**WHAT YOU SHOULD DO**. Show every line where "假如我是副中队长" occurs.

• • • • •

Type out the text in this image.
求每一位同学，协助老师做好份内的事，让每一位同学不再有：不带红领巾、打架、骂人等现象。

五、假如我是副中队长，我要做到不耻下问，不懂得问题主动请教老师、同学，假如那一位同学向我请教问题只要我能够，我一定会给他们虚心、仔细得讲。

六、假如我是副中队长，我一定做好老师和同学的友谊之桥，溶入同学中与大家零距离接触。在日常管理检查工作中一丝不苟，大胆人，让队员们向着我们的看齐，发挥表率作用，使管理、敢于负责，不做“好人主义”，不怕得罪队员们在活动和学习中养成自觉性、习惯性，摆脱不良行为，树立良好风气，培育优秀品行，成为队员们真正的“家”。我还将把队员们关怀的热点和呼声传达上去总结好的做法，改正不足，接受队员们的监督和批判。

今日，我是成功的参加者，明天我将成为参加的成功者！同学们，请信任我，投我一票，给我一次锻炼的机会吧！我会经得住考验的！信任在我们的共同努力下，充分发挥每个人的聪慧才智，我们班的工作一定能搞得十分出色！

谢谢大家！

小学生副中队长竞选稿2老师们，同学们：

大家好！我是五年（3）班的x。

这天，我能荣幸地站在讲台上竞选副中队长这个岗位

• • • • •

**OUTPUT OF THE EXERCISE**.
五、假如我是副中队长，我要做到不耻下问，不懂得问题主动请教老师、同学，假如那一位同学向我请教问题只要我能够，我一定会给他们虚心、仔细得讲。
六、假如我是副中队长，我一定做好老师和同学的友谊之桥，溶入同学中与大家零距离接触。在日常管理检查工作中一丝不苟，大胆人，让队员们向着我们的看齐，发挥表率作用，使管理、敢于负责，不做“好人主义”，不怕得罪队员们在活动和学习中养成自觉性、习惯性，摆脱不良行为，树立良好风气，培育优秀品行，成为队员们真正的“家”。我还将把队员们关怀的热点和呼声传达上去总结好的做法，改正不足，接受队员们的监督和批判。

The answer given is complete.